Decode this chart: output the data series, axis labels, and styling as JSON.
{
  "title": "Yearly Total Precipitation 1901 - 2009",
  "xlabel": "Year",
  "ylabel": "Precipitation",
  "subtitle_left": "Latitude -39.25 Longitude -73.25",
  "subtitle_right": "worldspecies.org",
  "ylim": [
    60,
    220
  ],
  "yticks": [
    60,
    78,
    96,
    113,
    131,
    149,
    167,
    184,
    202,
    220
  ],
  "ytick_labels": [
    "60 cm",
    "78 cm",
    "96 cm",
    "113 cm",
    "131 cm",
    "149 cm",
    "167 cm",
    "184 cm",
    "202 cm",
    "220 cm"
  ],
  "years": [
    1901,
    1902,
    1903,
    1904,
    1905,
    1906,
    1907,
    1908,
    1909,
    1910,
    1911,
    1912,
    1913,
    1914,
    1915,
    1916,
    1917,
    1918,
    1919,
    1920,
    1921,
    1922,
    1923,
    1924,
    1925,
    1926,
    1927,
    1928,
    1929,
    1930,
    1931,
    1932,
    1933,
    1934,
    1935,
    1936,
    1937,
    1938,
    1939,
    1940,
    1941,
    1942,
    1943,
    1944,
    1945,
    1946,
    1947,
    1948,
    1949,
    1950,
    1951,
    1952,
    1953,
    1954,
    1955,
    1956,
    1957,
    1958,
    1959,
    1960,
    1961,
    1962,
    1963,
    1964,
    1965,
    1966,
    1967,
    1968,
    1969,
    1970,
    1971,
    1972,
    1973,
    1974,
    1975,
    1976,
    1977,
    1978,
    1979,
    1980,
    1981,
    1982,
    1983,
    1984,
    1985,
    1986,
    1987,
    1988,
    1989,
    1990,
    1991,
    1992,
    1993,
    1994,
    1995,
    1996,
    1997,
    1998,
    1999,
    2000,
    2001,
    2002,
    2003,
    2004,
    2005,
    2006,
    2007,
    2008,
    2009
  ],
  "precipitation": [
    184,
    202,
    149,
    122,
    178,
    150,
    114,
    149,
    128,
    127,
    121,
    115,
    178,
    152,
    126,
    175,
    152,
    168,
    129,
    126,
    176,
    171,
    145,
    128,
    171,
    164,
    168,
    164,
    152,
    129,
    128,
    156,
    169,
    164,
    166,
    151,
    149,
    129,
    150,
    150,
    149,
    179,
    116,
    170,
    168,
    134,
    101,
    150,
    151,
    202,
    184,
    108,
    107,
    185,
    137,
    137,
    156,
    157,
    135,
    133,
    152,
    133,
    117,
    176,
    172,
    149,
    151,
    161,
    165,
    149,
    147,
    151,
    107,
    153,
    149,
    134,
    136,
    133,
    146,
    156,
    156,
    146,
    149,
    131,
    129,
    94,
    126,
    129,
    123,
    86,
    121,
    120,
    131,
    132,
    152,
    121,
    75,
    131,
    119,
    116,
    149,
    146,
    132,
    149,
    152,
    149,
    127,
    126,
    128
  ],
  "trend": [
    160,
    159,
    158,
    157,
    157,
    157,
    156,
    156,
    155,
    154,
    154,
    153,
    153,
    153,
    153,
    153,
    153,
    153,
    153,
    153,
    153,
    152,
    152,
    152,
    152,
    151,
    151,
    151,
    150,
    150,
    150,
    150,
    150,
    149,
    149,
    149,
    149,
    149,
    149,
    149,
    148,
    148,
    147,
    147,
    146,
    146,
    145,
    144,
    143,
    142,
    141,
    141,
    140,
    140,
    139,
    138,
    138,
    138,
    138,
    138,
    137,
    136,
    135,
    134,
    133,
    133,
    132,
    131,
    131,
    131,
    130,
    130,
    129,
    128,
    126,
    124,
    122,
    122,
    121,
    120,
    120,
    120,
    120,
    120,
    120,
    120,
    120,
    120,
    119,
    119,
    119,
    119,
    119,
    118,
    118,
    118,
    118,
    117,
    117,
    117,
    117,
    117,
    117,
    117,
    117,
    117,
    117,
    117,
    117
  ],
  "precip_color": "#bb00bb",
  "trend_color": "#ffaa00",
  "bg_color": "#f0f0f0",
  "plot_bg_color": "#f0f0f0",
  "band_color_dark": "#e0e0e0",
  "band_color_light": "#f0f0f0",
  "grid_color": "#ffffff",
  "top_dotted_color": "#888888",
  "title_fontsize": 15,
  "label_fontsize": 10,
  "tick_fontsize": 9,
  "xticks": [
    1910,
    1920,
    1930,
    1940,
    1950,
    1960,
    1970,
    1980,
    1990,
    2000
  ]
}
========
* [STATED TASK]:
Transcribe every entry verbatim.

* [TASK SOLUTION]:
Decode this chart: output the data series, axis labels, and styling as JSON.
{
  "title": "Yearly Total Precipitation 1901 - 2009",
  "xlabel": "Year",
  "ylabel": "Precipitation",
  "subtitle_left": "Latitude -39.25 Longitude -73.25",
  "subtitle_right": "worldspecies.org",
  "ylim": [
    60,
    220
  ],
  "yticks": [
    60,
    78,
    96,
    113,
    131,
    149,
    167,
    184,
    202,
    220
  ],
  "ytick_labels": [
    "60 cm",
    "78 cm",
    "96 cm",
    "113 cm",
    "131 cm",
    "149 cm",
    "167 cm",
    "184 cm",
    "202 cm",
    "220 cm"
  ],
  "years": [
    1901,
    1902,
    1903,
    1904,
    1905,
    1906,
    1907,
    1908,
    1909,
    1910,
    1911,
    1912,
    1913,
    1914,
    1915,
    1916,
    1917,
    1918,
    1919,
    1920,
    1921,
    1922,
    1923,
    1924,
    1925,
    1926,
    1927,
    1928,
    1929,
    1930,
    1931,
    1932,
    1933,
    1934,
    1935,
    1936,
    1937,
    1938,
    1939,
    1940,
    1941,
    1942,
    1943,
    1944,
    1945,
    1946,
    1947,
    1948,
    1949,
    1950,
    1951,
    1952,
    1953,
    1954,
    1955,
    1956,
    1957,
    1958,
    1959,
    1960,
    1961,
    1962,
    1963,
    1964,
    1965,
    1966,
    1967,
    1968,
    1969,
    1970,
    1971,
    1972,
    1973,
    1974,
    1975,
    1976,
    1977,
    1978,
    1979,
    1980,
    1981,
    1982,
    1983,
    1984,
    1985,
    1986,
    1987,
    1988,
    1989,
    1990,
    1991,
    1992,
    1993,
    1994,
    1995,
    1996,
    1997,
    1998,
    1999,
    2000,
    2001,
    2002,
    2003,
    2004,
    2005,
    2006,
    2007,
    2008,
    2009
  ],
  "precipitation": [
    184,
    202,
    149,
    122,
    178,
    150,
    114,
    149,
    128,
    127,
    121,
    115,
    178,
    152,
    126,
    175,
    152,
    168,
    129,
    126,
    176,
    171,
    145,
    128,
    171,
    164,
    168,
    164,
    152,
    129,
    128,
    156,
    169,
    164,
    166,
    151,
    149,
    129,
    150,
    150,
    149,
    179,
    116,
    170,
    168,
    134,
    101,
    150,
    151,
    202,
    184,
    108,
    107,
    185,
    137,
    137,
    156,
    157,
    135,
    133,
    152,
    133,
    117,
    176,
    172,
    149,
    151,
    161,
    165,
    149,
    147,
    151,
    107,
    153,
    149,
    134,
    136,
    133,
    146,
    156,
    156,
    146,
    149,
    131,
    129,
    94,
    126,
    129,
    123,
    86,
    121,
    120,
    131,
    132,
    152,
    121,
    75,
    131,
    119,
    116,
    149,
    146,
    132,
    149,
    152,
    149,
    127,
    126,
    128
  ],
  "trend": [
    160,
    159,
    158,
    157,
    157,
    157,
    156,
    156,
    155,
    154,
    154,
    153,
    153,
    153,
    153,
    153,
    153,
    153,
    153,
    153,
    153,
    152,
    152,
    152,
    152,
    151,
    151,
    151,
    150,
    150,
    150,
    150,
    150,
    149,
    149,
    149,
    149,
    149,
    149,
    149,
    148,
    148,
    147,
    147,
    146,
    146,
    145,
    144,
    143,
    142,
    141,
    141,
    140,
    140,
    139,
    138,
    138,
    138,
    138,
    138,
    137,
    136,
    135,
    134,
    133,
    133,
    132,
    131,
    131,
    131,
    130,
    130,
    129,
    128,
    126,
    124,
    122,
    122,
    121,
    120,
    120,
    120,
    120,
    120,
    120,
    120,
    120,
    120,
    119,
    119,
    119,
    119,
    119,
    118,
    118,
    118,
    118,
    117,
    117,
    117,
    117,
    117,
    117,
    117,
    117,
    117,
    117,
    117,
    117
  ],
  "precip_color": "#bb00bb",
  "trend_color": "#ffaa00",
  "bg_color": "#f0f0f0",
  "plot_bg_color": "#f0f0f0",
  "band_color_dark": "#e0e0e0",
  "band_color_light": "#f0f0f0",
  "grid_color": "#ffffff",
  "top_dotted_color": "#888888",
  "title_fontsize": 15,
  "label_fontsize": 10,
  "tick_fontsize": 9,
  "xticks": [
    1910,
    1920,
    1930,
    1940,
    1950,
    1960,
    1970,
    1980,
    1990,
    2000
  ]
}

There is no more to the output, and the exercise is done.